**What is expected:** Scan the entries below and extract each line with the word "Scores" in it.

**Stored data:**
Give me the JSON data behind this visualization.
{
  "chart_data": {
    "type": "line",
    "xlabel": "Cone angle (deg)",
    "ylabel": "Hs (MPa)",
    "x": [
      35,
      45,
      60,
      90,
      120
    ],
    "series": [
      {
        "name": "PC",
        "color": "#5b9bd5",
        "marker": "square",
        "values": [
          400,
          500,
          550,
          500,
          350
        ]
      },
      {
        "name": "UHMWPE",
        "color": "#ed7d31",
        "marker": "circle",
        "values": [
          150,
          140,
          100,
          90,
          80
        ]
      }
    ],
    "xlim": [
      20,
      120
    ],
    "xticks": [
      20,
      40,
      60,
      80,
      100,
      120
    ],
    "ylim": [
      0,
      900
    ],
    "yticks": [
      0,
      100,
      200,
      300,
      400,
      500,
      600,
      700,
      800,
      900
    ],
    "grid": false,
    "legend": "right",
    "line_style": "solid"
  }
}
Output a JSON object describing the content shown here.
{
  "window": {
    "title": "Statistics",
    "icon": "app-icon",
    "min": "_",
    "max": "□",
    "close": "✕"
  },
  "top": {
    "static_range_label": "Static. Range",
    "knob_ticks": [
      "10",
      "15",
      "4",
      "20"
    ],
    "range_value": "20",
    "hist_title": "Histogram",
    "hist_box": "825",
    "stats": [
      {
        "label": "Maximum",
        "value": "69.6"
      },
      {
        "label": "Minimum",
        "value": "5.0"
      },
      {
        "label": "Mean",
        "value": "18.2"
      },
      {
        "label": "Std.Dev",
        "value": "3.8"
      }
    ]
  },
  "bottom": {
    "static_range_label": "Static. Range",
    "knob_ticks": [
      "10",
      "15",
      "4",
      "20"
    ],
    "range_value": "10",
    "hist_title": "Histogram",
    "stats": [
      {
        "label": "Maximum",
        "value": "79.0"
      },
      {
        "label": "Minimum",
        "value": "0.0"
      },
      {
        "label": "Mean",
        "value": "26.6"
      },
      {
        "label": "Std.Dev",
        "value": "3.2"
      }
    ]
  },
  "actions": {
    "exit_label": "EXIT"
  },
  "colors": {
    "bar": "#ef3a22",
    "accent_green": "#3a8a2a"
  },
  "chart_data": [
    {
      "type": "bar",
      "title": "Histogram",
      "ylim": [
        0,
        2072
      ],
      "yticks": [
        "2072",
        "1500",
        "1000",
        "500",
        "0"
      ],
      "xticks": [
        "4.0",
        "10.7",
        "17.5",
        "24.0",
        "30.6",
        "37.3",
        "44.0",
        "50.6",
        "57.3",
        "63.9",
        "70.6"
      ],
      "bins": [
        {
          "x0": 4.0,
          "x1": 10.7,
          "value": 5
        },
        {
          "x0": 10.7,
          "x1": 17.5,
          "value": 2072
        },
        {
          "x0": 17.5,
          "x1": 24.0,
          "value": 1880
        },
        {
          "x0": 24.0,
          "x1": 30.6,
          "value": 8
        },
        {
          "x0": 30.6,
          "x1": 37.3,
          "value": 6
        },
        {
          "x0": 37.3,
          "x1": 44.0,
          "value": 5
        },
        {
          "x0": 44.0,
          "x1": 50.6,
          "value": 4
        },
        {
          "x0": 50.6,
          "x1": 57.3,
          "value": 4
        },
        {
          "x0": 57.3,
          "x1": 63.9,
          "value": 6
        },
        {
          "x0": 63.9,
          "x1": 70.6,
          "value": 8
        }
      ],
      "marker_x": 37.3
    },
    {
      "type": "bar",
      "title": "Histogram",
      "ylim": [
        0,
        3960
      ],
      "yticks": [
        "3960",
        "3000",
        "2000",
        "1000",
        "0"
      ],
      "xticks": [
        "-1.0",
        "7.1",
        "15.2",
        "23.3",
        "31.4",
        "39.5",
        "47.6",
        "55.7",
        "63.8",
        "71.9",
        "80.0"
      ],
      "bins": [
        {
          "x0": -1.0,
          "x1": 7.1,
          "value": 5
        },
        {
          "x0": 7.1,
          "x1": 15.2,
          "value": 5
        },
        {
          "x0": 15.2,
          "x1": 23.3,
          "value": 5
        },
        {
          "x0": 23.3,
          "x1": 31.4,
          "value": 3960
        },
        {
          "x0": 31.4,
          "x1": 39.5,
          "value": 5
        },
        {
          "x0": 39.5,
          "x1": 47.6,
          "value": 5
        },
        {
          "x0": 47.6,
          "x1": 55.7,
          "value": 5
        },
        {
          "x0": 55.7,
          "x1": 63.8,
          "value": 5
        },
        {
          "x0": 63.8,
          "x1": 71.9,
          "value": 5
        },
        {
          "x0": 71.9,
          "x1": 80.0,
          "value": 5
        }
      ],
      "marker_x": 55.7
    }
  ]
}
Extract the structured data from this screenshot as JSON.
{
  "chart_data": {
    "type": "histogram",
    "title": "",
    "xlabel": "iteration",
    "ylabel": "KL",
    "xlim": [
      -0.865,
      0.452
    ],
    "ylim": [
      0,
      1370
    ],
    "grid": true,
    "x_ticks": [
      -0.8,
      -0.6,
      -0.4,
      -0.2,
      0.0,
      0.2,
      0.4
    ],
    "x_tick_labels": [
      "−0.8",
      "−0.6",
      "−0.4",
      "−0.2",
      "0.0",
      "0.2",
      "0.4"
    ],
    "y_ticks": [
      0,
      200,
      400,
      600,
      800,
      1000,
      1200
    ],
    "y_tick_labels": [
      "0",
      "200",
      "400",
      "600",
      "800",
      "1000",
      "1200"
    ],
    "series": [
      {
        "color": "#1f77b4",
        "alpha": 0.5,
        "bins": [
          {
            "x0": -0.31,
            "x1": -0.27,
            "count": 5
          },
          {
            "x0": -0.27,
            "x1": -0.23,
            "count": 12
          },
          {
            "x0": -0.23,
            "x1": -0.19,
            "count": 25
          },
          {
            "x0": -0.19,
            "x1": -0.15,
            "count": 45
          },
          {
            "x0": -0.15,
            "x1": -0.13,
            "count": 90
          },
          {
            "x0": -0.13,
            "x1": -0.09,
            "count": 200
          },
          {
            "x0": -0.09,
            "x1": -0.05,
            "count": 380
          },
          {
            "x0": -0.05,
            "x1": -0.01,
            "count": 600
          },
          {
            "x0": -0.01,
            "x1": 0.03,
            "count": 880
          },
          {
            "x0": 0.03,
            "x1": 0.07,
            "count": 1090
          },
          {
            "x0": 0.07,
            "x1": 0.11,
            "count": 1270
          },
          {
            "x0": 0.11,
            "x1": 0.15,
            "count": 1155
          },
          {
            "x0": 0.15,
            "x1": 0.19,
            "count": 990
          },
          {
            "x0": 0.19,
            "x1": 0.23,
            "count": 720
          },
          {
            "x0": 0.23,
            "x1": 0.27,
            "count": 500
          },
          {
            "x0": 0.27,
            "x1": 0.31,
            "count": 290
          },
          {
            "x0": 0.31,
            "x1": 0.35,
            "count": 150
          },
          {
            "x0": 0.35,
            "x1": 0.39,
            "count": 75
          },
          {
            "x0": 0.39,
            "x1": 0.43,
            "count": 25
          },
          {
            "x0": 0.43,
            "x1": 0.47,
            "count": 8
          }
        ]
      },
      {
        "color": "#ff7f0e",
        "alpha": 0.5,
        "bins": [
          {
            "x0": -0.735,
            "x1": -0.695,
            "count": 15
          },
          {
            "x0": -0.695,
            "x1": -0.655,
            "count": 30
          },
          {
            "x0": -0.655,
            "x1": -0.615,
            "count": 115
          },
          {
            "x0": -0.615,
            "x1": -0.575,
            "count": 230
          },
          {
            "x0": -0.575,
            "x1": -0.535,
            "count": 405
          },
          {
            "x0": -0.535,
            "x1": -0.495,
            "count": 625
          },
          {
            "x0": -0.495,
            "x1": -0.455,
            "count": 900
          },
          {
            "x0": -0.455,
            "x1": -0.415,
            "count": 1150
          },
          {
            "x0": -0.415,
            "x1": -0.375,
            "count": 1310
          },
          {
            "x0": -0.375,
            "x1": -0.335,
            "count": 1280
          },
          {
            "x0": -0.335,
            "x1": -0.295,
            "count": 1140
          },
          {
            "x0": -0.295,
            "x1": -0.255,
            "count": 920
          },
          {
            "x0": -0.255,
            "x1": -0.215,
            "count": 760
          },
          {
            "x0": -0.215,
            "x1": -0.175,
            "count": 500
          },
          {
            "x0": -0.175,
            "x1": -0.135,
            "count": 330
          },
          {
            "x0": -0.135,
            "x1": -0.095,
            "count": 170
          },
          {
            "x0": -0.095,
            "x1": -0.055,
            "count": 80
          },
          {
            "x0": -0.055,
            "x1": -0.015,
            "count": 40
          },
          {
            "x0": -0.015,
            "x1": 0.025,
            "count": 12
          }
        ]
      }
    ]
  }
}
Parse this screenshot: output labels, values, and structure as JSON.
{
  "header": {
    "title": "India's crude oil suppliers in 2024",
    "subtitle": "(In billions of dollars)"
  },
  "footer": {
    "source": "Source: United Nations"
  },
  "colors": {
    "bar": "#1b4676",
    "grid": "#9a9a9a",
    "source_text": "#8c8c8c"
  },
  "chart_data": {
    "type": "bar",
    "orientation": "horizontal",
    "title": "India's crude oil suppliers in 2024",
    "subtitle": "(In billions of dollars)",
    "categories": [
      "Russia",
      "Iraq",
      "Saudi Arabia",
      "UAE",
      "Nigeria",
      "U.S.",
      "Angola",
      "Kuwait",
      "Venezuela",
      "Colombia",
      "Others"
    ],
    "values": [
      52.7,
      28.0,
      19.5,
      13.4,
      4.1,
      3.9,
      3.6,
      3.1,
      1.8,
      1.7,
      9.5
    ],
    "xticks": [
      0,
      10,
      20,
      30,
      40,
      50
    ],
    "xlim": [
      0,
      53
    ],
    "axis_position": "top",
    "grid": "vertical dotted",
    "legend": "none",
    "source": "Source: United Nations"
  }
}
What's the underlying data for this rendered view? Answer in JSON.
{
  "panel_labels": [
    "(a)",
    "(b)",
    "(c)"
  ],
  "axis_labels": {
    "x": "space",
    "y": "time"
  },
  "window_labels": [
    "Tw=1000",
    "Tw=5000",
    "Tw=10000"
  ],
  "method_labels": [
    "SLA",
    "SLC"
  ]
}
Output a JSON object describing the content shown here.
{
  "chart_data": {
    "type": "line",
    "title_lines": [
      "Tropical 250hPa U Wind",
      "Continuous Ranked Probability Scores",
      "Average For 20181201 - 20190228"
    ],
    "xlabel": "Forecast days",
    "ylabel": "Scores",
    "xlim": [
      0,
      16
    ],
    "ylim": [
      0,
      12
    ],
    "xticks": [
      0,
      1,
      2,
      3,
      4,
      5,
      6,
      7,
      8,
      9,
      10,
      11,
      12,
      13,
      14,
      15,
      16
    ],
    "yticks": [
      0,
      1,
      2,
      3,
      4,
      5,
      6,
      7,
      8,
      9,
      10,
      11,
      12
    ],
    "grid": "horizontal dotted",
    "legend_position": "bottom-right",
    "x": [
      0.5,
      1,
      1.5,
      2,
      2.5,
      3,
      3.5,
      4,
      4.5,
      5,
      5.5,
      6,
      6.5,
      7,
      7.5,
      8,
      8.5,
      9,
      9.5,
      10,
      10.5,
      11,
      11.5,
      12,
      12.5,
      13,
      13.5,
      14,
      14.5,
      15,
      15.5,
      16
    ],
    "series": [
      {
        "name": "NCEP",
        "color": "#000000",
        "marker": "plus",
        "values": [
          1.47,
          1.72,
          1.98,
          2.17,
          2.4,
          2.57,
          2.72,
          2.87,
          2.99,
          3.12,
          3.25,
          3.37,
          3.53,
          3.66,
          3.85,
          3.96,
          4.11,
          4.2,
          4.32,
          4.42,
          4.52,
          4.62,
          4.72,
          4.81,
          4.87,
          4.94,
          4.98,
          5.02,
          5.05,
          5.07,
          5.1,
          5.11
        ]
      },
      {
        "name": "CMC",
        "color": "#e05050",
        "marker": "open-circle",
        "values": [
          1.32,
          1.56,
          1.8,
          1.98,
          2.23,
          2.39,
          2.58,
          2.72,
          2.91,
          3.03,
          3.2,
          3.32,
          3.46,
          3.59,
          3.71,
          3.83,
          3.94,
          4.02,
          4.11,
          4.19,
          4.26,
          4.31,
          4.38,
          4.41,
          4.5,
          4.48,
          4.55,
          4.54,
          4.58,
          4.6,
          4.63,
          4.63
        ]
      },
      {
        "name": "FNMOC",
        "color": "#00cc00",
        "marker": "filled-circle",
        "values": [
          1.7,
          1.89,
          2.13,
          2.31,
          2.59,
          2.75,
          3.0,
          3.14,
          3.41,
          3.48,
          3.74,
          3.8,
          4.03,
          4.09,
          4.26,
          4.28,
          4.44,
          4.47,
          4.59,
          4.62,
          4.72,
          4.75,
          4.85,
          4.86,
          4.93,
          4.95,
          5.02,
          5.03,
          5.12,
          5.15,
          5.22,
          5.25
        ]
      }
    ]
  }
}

**Written reply:**
      "Continuous Ranked Probability Scores",
    "ylabel": "Scores",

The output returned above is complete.